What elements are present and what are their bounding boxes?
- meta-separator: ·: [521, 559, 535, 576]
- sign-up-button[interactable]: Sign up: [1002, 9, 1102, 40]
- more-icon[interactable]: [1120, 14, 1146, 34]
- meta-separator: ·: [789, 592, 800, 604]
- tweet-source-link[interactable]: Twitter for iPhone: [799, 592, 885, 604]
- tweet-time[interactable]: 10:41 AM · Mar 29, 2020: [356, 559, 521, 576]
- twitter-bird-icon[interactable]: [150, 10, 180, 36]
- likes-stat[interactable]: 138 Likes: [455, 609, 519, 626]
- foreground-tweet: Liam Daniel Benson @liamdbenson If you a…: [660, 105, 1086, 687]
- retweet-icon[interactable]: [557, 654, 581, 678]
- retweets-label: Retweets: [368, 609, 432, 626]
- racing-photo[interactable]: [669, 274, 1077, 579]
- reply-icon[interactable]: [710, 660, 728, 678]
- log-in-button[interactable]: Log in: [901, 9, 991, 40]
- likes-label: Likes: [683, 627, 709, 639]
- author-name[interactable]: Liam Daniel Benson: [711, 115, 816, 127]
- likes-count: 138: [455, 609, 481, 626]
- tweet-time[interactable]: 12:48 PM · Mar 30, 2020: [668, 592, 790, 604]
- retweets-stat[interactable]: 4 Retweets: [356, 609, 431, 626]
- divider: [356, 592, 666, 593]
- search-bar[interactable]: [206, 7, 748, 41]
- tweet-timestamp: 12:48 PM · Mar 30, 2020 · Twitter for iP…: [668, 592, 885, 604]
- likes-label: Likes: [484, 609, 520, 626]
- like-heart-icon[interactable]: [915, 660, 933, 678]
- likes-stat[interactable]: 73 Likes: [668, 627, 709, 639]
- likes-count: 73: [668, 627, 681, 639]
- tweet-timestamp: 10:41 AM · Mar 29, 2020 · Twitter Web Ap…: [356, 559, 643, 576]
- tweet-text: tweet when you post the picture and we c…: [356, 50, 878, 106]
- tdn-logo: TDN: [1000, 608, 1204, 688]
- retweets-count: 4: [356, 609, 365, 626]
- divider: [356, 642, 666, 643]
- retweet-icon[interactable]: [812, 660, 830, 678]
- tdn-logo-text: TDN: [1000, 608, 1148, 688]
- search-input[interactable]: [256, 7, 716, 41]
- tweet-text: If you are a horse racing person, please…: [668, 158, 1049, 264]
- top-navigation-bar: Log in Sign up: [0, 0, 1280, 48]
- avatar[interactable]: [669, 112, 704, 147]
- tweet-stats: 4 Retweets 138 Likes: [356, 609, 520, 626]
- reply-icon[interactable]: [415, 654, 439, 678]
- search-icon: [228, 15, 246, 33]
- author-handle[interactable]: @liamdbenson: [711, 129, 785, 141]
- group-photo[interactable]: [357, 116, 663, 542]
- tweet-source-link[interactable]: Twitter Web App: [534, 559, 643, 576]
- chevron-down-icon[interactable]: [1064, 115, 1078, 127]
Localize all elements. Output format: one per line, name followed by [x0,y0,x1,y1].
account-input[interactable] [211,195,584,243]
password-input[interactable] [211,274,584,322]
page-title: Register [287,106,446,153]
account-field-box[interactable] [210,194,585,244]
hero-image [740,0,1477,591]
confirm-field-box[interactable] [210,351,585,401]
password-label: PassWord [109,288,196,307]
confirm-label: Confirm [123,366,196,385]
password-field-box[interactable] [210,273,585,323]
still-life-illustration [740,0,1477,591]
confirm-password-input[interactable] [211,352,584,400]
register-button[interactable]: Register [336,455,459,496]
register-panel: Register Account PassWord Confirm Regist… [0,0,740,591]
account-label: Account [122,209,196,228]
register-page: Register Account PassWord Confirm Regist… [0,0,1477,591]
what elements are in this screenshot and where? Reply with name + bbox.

*Your task*. Copy the data above line for line, without changing anything.

*Task solution*.
What elements are present and what are their bounding boxes?
- meta-separator: ·: [521, 559, 535, 576]
- sign-up-button[interactable]: Sign up: [1002, 9, 1102, 40]
- more-icon[interactable]: [1120, 14, 1146, 34]
- meta-separator: ·: [789, 592, 800, 604]
- tweet-source-link[interactable]: Twitter for iPhone: [799, 592, 885, 604]
- tweet-time[interactable]: 10:41 AM · Mar 29, 2020: [356, 559, 521, 576]
- twitter-bird-icon[interactable]: [150, 10, 180, 36]
- likes-stat[interactable]: 138 Likes: [455, 609, 519, 626]
- foreground-tweet: Liam Daniel Benson @liamdbenson If you a…: [660, 105, 1086, 687]
- retweet-icon[interactable]: [557, 654, 581, 678]
- retweets-label: Retweets: [368, 609, 432, 626]
- racing-photo[interactable]: [669, 274, 1077, 579]
- reply-icon[interactable]: [710, 660, 728, 678]
- log-in-button[interactable]: Log in: [901, 9, 991, 40]
- likes-label: Likes: [683, 627, 709, 639]
- author-name[interactable]: Liam Daniel Benson: [711, 115, 816, 127]
- likes-count: 138: [455, 609, 481, 626]
- tweet-time[interactable]: 12:48 PM · Mar 30, 2020: [668, 592, 790, 604]
- retweets-stat[interactable]: 4 Retweets: [356, 609, 431, 626]
- divider: [356, 592, 666, 593]
- search-bar[interactable]: [206, 7, 748, 41]
- tweet-timestamp: 12:48 PM · Mar 30, 2020 · Twitter for iP…: [668, 592, 885, 604]
- likes-label: Likes: [484, 609, 520, 626]
- like-heart-icon[interactable]: [915, 660, 933, 678]
- likes-stat[interactable]: 73 Likes: [668, 627, 709, 639]
- likes-count: 73: [668, 627, 681, 639]
- tweet-timestamp: 10:41 AM · Mar 29, 2020 · Twitter Web Ap…: [356, 559, 643, 576]
- tweet-text: tweet when you post the picture and we c…: [356, 50, 878, 106]
- tdn-logo: TDN: [1000, 608, 1204, 688]
- retweets-count: 4: [356, 609, 365, 626]
- divider: [356, 642, 666, 643]
- retweet-icon[interactable]: [812, 660, 830, 678]
- tdn-logo-text: TDN: [1000, 608, 1148, 688]
- search-input[interactable]: [256, 7, 716, 41]
- tweet-text: If you are a horse racing person, please…: [668, 158, 1049, 264]
- top-navigation-bar: Log in Sign up: [0, 0, 1280, 48]
- avatar[interactable]: [669, 112, 704, 147]
- tweet-stats: 4 Retweets 138 Likes: [356, 609, 520, 626]
- reply-icon[interactable]: [415, 654, 439, 678]
- search-icon: [228, 15, 246, 33]
- author-handle[interactable]: @liamdbenson: [711, 129, 785, 141]
- group-photo[interactable]: [357, 116, 663, 542]
- tweet-source-link[interactable]: Twitter Web App: [534, 559, 643, 576]
- chevron-down-icon[interactable]: [1064, 115, 1078, 127]
Localize all elements. Output format: one per line, name followed by [x0,y0,x1,y1].
account-input[interactable] [211,195,584,243]
password-input[interactable] [211,274,584,322]
page-title: Register [287,106,446,153]
account-field-box[interactable] [210,194,585,244]
hero-image [740,0,1477,591]
confirm-field-box[interactable] [210,351,585,401]
password-label: PassWord [109,288,196,307]
confirm-label: Confirm [123,366,196,385]
password-field-box[interactable] [210,273,585,323]
still-life-illustration [740,0,1477,591]
confirm-password-input[interactable] [211,352,584,400]
register-button[interactable]: Register [336,455,459,496]
register-panel: Register Account PassWord Confirm Regist… [0,0,740,591]
account-label: Account [122,209,196,228]
register-page: Register Account PassWord Confirm Regist… [0,0,1477,591]
what elements are in this screenshot and where? Reply with name + bbox.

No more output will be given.